Only the number is wanted: how many lines hold the word "this"?

-- START OF Available data --

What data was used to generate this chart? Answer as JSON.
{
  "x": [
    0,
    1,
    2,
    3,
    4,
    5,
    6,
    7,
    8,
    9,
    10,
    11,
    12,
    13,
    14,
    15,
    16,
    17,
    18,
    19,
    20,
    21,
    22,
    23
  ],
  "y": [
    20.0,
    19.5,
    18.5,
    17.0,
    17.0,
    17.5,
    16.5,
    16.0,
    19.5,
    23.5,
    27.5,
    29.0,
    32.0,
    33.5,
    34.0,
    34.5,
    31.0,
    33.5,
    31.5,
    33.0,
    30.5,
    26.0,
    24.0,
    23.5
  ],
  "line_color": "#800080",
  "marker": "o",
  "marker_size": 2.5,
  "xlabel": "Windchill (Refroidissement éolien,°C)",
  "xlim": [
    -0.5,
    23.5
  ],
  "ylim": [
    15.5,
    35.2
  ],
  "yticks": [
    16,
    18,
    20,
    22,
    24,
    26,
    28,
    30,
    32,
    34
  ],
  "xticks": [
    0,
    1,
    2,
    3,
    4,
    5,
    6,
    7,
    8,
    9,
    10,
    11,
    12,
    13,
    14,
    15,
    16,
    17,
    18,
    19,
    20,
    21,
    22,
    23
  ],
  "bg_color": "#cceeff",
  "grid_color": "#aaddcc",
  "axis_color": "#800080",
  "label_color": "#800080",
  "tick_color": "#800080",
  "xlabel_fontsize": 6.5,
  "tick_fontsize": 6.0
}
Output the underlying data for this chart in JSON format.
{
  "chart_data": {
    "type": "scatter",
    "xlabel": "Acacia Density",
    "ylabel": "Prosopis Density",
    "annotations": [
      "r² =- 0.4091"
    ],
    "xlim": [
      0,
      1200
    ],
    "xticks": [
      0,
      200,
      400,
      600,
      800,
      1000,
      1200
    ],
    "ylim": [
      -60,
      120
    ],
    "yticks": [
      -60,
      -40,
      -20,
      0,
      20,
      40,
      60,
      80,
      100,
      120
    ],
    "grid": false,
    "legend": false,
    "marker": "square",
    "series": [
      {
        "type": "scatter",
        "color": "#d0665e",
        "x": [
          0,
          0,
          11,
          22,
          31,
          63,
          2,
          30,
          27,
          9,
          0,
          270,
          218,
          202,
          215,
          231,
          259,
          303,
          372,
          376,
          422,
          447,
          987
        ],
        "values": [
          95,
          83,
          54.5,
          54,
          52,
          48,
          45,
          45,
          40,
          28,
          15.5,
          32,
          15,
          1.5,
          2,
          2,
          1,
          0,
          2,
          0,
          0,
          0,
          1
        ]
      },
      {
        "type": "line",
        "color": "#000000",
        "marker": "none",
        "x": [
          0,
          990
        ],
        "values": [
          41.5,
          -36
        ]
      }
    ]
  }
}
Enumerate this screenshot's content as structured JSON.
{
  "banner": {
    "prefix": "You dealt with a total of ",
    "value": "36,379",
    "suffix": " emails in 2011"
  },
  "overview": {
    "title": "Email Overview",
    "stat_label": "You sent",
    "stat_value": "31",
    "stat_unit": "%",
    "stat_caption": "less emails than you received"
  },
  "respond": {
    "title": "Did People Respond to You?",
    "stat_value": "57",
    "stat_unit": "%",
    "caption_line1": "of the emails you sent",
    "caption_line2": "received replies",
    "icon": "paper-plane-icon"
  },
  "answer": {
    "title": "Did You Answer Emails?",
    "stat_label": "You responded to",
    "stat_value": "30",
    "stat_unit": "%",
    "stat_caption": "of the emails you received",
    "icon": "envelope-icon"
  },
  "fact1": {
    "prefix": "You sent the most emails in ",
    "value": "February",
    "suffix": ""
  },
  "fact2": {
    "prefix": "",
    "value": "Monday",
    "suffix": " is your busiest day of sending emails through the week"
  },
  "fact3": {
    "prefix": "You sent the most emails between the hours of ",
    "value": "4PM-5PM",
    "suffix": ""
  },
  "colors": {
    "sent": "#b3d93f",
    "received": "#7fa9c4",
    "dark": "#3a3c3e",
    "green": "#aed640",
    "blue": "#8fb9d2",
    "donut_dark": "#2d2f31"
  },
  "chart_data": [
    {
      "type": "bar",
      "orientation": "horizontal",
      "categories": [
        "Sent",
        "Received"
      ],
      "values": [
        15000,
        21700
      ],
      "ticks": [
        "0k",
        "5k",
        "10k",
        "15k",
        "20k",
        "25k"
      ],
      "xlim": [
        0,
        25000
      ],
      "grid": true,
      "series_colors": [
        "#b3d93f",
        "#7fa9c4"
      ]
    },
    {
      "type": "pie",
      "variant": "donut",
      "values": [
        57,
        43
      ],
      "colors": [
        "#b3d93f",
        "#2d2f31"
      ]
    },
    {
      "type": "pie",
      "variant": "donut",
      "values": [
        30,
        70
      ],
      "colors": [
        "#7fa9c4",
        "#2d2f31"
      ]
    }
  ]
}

-- END OF Available data --

Final result
3